■ **Your task**:
Repeat the entries below exactly as they appear, with no pictures.
··· Information supplied
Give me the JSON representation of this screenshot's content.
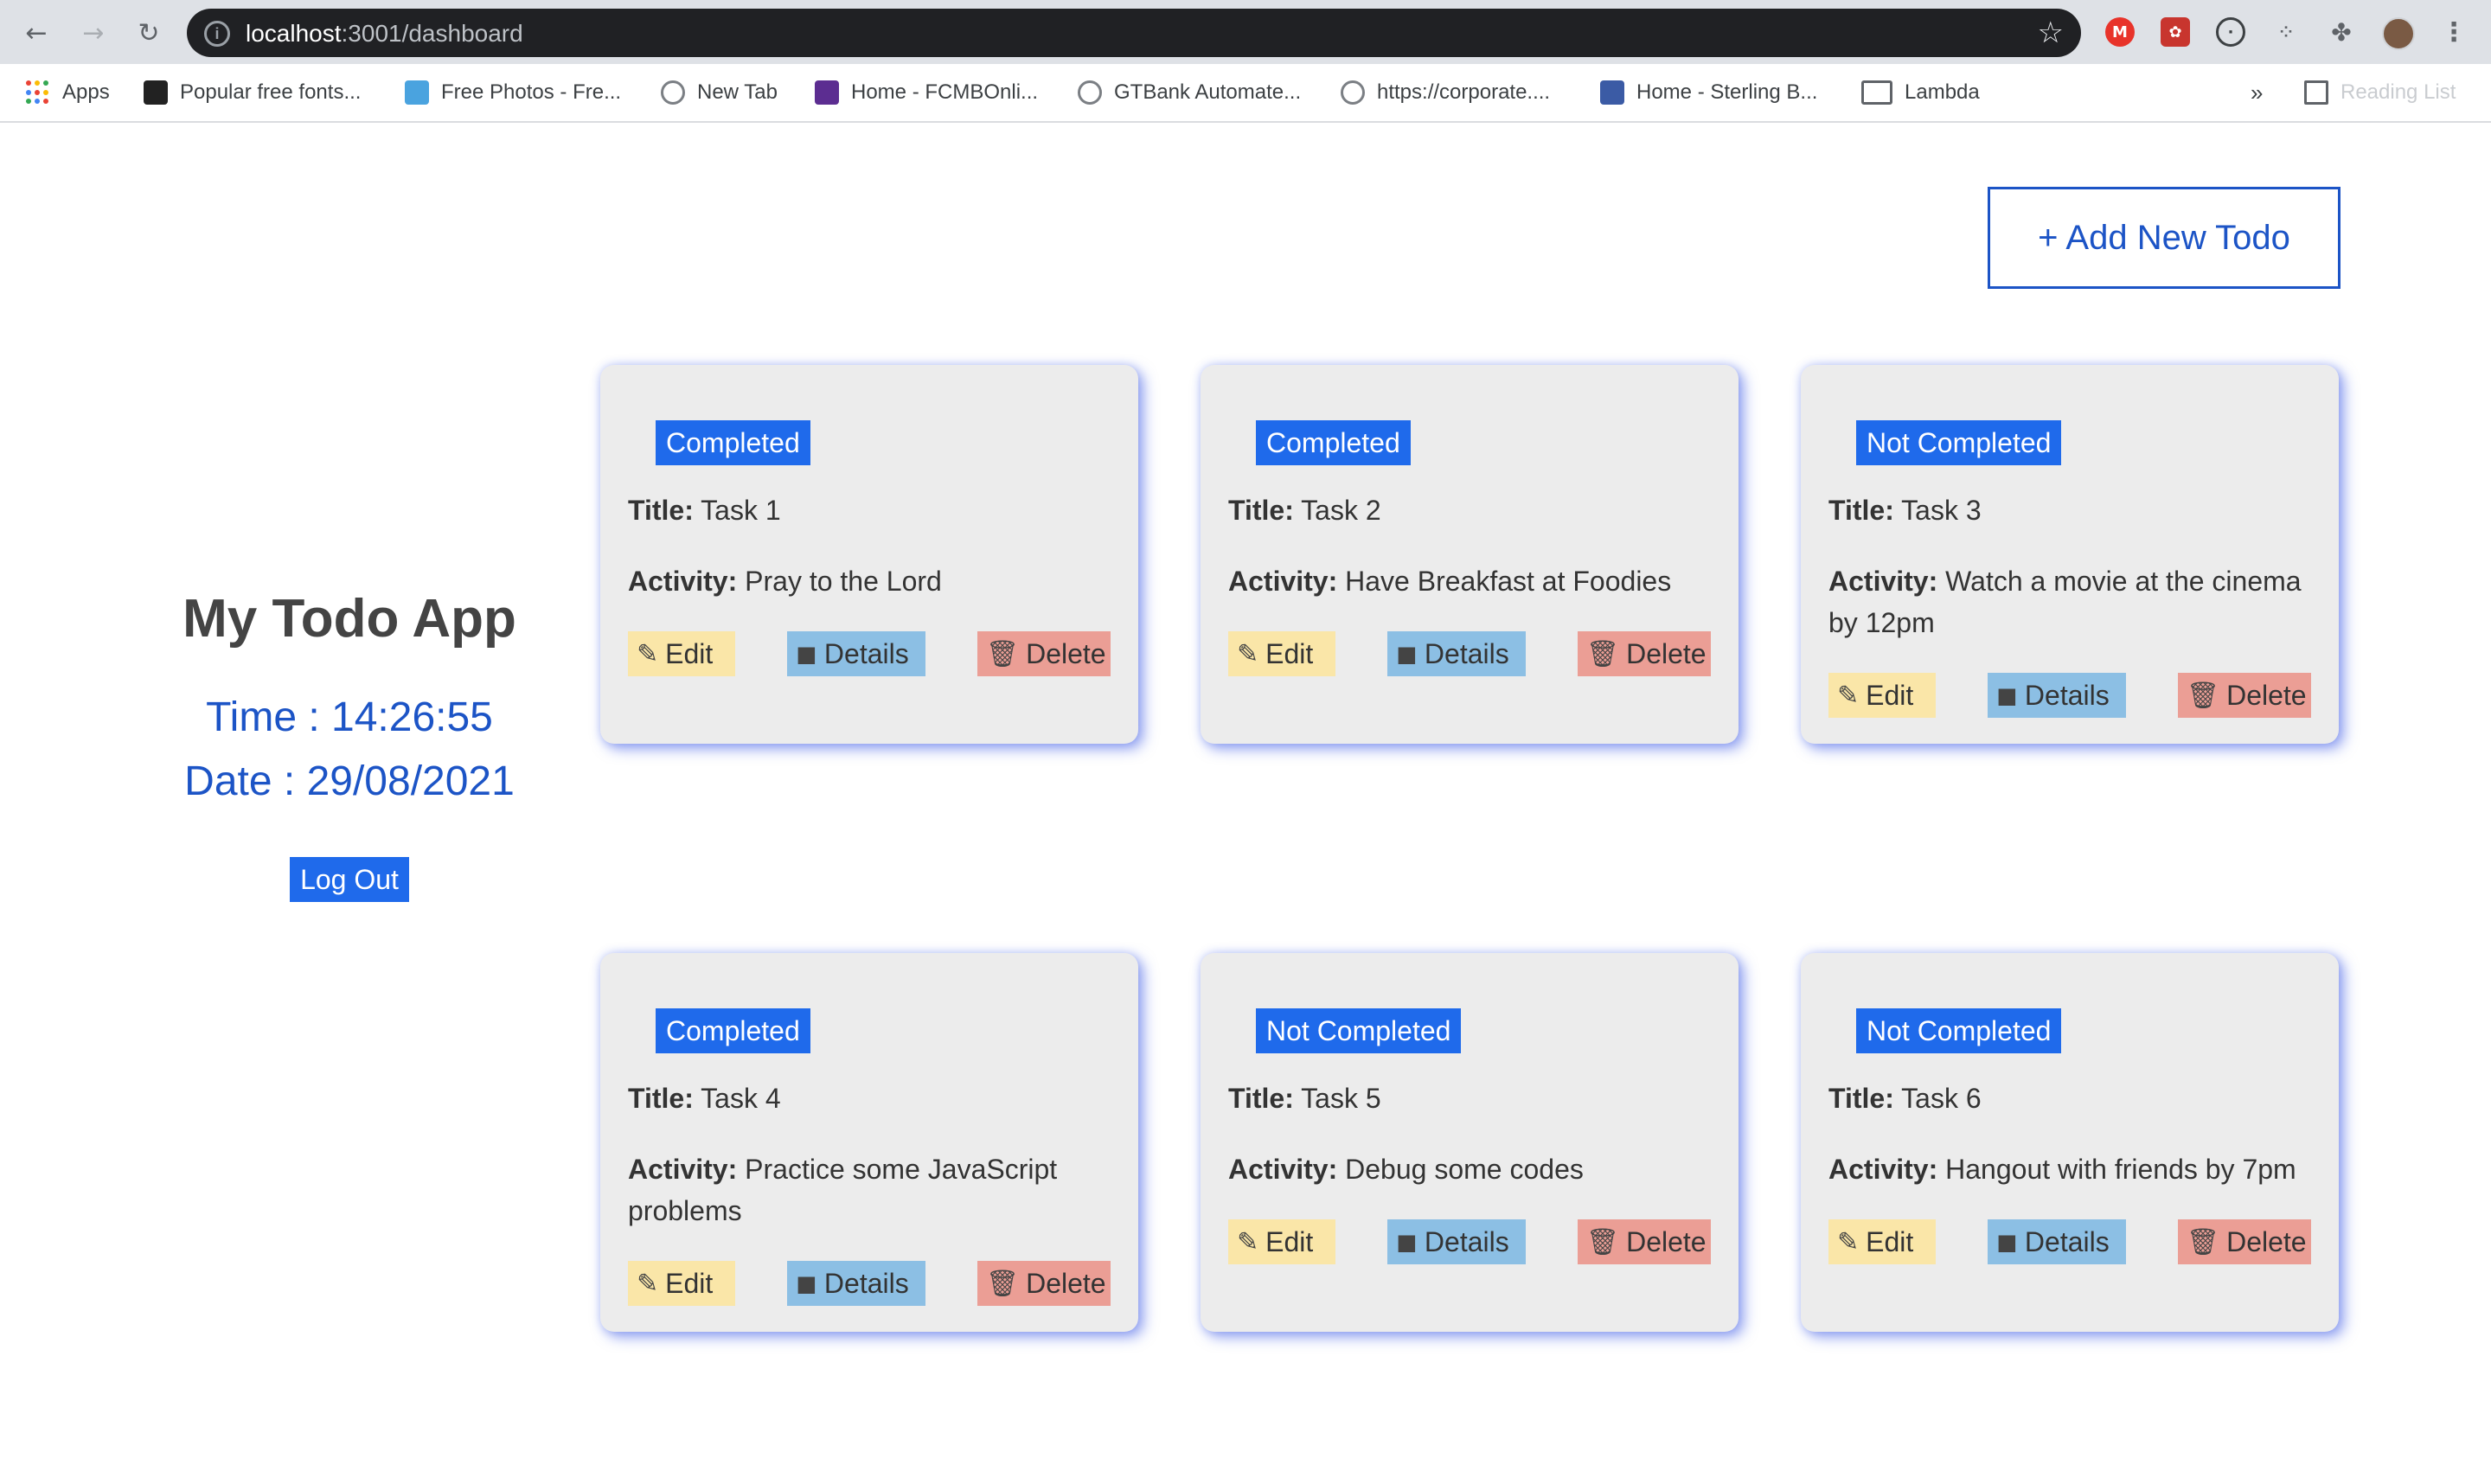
{
  "browser": {
    "url_host": "localhost",
    "url_path": ":3001/dashboard",
    "reading_list_label": "Reading List",
    "overflow_label": "»",
    "bookmarks": [
      {
        "label": "Apps",
        "icon": "apps-grid-icon"
      },
      {
        "label": "Popular free fonts...",
        "icon": "fontsquirrel-icon"
      },
      {
        "label": "Free Photos - Fre...",
        "icon": "pexels-icon"
      },
      {
        "label": "New Tab",
        "icon": "globe-icon"
      },
      {
        "label": "Home - FCMBOnli...",
        "icon": "fcmb-icon"
      },
      {
        "label": "GTBank Automate...",
        "icon": "globe-icon"
      },
      {
        "label": "https://corporate....",
        "icon": "globe-icon"
      },
      {
        "label": "Home - Sterling B...",
        "icon": "sterling-icon"
      },
      {
        "label": "Lambda",
        "icon": "folder-icon"
      }
    ]
  },
  "header": {
    "add_button_label": "+ Add New Todo"
  },
  "sidebar": {
    "app_title": "My Todo App",
    "time": "Time : 14:26:55",
    "date": "Date : 29/08/2021",
    "logout_label": "Log Out"
  },
  "labels": {
    "title": "Title:",
    "activity": "Activity:",
    "edit": "Edit",
    "details": "Details",
    "delete": "Delete"
  },
  "todos": [
    {
      "status": "Completed",
      "title": "Task 1",
      "activity": "Pray to the Lord"
    },
    {
      "status": "Completed",
      "title": "Task 2",
      "activity": "Have Breakfast at Foodies"
    },
    {
      "status": "Not Completed",
      "title": "Task 3",
      "activity": "Watch a movie at the cinema by 12pm"
    },
    {
      "status": "Completed",
      "title": "Task 4",
      "activity": "Practice some JavaScript problems"
    },
    {
      "status": "Not Completed",
      "title": "Task 5",
      "activity": "Debug some codes"
    },
    {
      "status": "Not Completed",
      "title": "Task 6",
      "activity": "Hangout with friends by 7pm"
    }
  ],
  "colors": {
    "primary": "#1f6aeb",
    "primary_text": "#1c54c6",
    "card_bg": "#ececec",
    "edit_bg": "#fae6a8",
    "details_bg": "#8cbfe4",
    "delete_bg": "#eb9e95"
  }
}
······
■ **Task solution**:
Give me the JSON representation of this screenshot's content.
{
  "browser": {
    "url_host": "localhost",
    "url_path": ":3001/dashboard",
    "reading_list_label": "Reading List",
    "overflow_label": "»",
    "bookmarks": [
      {
        "label": "Apps",
        "icon": "apps-grid-icon"
      },
      {
        "label": "Popular free fonts...",
        "icon": "fontsquirrel-icon"
      },
      {
        "label": "Free Photos - Fre...",
        "icon": "pexels-icon"
      },
      {
        "label": "New Tab",
        "icon": "globe-icon"
      },
      {
        "label": "Home - FCMBOnli...",
        "icon": "fcmb-icon"
      },
      {
        "label": "GTBank Automate...",
        "icon": "globe-icon"
      },
      {
        "label": "https://corporate....",
        "icon": "globe-icon"
      },
      {
        "label": "Home - Sterling B...",
        "icon": "sterling-icon"
      },
      {
        "label": "Lambda",
        "icon": "folder-icon"
      }
    ]
  },
  "header": {
    "add_button_label": "+ Add New Todo"
  },
  "sidebar": {
    "app_title": "My Todo App",
    "time": "Time : 14:26:55",
    "date": "Date : 29/08/2021",
    "logout_label": "Log Out"
  },
  "labels": {
    "title": "Title:",
    "activity": "Activity:",
    "edit": "Edit",
    "details": "Details",
    "delete": "Delete"
  },
  "todos": [
    {
      "status": "Completed",
      "title": "Task 1",
      "activity": "Pray to the Lord"
    },
    {
      "status": "Completed",
      "title": "Task 2",
      "activity": "Have Breakfast at Foodies"
    },
    {
      "status": "Not Completed",
      "title": "Task 3",
      "activity": "Watch a movie at the cinema by 12pm"
    },
    {
      "status": "Completed",
      "title": "Task 4",
      "activity": "Practice some JavaScript problems"
    },
    {
      "status": "Not Completed",
      "title": "Task 5",
      "activity": "Debug some codes"
    },
    {
      "status": "Not Completed",
      "title": "Task 6",
      "activity": "Hangout with friends by 7pm"
    }
  ],
  "colors": {
    "primary": "#1f6aeb",
    "primary_text": "#1c54c6",
    "card_bg": "#ececec",
    "edit_bg": "#fae6a8",
    "details_bg": "#8cbfe4",
    "delete_bg": "#eb9e95"
  }
}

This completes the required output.